Data extracted from a collection
++++
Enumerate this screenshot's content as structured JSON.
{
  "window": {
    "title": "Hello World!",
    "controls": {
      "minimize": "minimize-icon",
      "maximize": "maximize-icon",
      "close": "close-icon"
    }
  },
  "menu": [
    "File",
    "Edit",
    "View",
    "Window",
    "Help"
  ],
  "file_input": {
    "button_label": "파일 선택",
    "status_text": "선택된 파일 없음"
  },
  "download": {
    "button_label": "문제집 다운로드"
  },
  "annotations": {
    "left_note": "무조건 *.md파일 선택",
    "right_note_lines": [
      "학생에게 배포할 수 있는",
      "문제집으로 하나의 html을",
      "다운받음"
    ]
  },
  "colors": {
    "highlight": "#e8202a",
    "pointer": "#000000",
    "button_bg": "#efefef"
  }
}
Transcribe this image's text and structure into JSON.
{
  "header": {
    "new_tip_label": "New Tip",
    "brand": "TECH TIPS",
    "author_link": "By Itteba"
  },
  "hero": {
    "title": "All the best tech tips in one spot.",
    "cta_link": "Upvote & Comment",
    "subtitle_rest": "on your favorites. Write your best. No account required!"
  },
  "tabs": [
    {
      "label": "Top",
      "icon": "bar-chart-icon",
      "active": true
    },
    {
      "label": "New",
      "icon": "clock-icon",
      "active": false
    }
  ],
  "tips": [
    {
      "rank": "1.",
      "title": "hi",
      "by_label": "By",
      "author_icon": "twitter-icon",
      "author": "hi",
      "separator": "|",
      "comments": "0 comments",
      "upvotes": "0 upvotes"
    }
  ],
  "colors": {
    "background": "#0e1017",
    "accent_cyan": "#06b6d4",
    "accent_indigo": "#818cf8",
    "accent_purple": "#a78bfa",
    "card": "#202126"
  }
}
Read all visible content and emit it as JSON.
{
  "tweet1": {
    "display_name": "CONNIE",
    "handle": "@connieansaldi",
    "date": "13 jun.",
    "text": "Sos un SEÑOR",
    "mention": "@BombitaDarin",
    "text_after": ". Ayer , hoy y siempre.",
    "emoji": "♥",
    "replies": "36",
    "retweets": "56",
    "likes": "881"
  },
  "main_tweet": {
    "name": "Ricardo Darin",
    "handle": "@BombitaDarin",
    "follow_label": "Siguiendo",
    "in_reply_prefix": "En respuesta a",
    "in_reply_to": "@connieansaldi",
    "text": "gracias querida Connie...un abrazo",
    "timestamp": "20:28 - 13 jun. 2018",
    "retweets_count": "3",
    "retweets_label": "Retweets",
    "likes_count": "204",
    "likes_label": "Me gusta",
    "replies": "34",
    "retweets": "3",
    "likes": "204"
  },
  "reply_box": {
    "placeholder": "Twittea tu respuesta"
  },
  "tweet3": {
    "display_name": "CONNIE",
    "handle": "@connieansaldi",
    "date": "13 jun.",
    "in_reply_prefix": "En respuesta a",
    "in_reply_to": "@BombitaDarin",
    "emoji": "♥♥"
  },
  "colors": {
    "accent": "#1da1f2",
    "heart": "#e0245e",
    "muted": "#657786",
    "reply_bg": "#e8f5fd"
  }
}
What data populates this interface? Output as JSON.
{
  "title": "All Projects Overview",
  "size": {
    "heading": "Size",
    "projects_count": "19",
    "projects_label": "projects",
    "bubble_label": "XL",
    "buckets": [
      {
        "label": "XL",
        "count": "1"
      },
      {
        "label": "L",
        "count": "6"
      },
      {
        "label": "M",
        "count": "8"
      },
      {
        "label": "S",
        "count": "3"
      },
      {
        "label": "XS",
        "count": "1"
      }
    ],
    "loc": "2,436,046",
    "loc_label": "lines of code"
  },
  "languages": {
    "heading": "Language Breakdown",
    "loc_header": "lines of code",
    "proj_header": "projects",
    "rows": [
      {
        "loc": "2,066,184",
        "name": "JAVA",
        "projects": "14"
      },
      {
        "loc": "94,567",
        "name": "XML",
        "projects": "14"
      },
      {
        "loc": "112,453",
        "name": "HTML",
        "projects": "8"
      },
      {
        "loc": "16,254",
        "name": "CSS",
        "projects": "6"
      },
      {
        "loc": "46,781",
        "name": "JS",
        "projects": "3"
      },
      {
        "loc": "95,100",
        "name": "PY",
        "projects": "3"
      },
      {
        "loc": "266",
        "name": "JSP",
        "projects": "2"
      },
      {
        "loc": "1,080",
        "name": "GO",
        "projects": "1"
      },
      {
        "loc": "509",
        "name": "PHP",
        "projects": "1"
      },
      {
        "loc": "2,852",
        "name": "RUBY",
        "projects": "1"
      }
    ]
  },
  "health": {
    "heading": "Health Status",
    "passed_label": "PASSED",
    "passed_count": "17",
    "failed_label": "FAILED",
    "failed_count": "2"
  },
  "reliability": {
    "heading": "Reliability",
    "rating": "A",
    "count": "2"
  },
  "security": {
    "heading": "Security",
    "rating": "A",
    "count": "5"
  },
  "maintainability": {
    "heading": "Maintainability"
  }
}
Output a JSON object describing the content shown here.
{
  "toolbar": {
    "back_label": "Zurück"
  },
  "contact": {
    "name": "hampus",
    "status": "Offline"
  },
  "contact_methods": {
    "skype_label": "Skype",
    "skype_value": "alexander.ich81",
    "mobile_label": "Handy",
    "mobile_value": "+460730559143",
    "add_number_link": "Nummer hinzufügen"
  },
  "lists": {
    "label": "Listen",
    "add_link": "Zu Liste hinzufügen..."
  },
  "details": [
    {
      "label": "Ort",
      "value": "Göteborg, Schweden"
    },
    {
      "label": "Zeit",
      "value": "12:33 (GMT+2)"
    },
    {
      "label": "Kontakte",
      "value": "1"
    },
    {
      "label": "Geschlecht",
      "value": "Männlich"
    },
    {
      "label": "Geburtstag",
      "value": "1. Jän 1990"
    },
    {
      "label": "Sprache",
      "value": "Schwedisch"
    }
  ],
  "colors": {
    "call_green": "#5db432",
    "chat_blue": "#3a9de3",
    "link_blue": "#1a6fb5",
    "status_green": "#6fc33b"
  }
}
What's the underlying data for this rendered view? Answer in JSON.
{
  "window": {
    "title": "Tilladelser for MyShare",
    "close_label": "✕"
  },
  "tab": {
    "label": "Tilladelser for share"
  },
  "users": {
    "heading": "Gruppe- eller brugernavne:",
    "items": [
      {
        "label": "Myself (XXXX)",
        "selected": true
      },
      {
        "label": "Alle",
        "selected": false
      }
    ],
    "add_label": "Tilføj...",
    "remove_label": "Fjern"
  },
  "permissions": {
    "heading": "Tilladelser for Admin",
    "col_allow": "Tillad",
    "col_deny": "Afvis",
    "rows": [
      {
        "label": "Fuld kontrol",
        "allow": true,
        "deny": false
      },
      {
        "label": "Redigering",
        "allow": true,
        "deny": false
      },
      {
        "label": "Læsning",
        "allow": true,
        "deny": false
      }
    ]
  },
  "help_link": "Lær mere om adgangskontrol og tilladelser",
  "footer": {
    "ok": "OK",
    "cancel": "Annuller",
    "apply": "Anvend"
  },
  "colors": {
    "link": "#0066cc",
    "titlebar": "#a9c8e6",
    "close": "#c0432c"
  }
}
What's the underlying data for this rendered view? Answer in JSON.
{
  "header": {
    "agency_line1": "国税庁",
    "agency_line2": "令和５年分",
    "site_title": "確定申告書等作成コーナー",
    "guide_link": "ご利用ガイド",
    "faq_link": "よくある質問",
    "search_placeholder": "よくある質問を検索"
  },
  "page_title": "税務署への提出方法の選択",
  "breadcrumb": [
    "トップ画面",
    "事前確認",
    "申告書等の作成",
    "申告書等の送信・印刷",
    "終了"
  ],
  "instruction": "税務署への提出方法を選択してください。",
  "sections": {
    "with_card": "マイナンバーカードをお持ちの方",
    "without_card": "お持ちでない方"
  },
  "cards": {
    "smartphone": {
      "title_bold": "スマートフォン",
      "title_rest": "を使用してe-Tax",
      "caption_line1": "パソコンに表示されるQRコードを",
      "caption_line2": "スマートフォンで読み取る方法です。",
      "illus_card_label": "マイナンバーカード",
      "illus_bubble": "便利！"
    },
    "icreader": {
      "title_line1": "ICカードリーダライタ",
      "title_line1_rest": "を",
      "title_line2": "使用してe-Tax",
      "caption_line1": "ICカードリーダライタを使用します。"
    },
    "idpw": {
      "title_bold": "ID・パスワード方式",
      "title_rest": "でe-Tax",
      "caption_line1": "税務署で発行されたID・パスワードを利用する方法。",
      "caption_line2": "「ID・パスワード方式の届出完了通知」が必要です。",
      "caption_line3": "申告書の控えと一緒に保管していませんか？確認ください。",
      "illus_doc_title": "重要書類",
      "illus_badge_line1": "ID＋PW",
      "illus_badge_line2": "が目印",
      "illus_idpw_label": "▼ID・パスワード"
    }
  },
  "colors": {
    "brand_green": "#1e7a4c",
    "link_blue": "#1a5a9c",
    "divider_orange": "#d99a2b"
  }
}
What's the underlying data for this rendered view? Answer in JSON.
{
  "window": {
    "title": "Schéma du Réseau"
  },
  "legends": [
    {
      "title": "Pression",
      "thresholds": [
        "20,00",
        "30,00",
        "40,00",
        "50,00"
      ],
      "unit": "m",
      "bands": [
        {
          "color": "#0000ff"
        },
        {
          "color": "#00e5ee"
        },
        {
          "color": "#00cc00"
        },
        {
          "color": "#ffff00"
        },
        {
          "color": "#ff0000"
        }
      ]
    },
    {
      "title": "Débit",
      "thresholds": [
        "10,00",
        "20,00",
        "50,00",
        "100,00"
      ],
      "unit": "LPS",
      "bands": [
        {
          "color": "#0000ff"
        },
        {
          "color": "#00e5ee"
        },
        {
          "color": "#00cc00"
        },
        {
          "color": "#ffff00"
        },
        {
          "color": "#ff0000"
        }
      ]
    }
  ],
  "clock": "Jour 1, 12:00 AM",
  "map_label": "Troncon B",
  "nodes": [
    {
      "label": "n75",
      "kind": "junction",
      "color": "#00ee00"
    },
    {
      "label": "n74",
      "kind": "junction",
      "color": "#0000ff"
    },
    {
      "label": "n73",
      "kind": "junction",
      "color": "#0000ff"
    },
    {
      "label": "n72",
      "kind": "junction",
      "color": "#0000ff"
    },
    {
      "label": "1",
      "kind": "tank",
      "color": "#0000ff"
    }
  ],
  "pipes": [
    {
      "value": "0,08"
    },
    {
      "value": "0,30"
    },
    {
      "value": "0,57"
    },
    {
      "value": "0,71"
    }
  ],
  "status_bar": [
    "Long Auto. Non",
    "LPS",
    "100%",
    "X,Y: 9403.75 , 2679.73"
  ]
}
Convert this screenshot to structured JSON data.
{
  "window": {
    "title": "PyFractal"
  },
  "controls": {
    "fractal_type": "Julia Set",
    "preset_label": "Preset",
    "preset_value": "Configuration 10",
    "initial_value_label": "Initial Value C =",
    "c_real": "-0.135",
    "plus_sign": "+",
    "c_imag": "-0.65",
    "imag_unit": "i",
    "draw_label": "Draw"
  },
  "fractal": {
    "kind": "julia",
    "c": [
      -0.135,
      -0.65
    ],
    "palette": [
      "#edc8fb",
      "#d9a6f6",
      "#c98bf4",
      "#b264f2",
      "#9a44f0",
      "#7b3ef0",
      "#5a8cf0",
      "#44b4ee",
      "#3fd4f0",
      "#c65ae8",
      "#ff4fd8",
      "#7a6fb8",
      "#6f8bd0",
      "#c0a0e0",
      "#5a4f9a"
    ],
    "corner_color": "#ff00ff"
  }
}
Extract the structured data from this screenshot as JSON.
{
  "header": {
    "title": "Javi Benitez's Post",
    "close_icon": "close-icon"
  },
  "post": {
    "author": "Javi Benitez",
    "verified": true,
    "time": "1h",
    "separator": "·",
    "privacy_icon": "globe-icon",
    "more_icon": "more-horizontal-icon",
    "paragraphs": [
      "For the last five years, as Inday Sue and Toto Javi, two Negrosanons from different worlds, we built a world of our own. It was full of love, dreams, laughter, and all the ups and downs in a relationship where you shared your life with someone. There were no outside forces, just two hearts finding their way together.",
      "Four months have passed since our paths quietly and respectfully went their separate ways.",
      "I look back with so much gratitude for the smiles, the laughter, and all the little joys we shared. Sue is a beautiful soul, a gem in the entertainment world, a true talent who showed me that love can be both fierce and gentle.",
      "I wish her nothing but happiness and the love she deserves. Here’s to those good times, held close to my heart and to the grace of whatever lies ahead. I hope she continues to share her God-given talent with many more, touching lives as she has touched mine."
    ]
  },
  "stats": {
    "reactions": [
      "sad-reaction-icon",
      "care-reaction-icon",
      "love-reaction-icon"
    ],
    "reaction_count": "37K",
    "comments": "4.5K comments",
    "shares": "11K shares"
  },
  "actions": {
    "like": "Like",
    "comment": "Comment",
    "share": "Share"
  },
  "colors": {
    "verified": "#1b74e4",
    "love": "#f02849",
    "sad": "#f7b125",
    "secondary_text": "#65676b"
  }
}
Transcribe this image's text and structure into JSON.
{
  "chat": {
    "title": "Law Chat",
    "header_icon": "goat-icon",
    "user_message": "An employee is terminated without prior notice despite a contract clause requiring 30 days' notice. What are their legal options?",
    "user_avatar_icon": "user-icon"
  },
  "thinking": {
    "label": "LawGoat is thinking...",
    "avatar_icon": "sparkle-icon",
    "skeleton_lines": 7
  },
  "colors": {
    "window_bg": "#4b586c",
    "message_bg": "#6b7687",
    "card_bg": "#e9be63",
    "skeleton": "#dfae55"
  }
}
++++
* **GOAL OF THE EXERCISE**: Only lines with the word "laughter" should be collected from the material.

* **WRITTEN RESPONSE**:
      "For the last five years, as Inday Sue and Toto Javi, two Negrosanons from different worlds, we built a world of our own. It was full of love, dreams, laughter, and all the ups and downs in a relationship where you shared your life with someone. There were no outside forces, just two hearts finding their way together.",
      "I look back with so much gratitude for the smiles, the laughter, and all the little joys we shared. Sue is a beautiful soul, a gem in the entertainment world, a true talent who showed me that love can be both fierce and gentle.",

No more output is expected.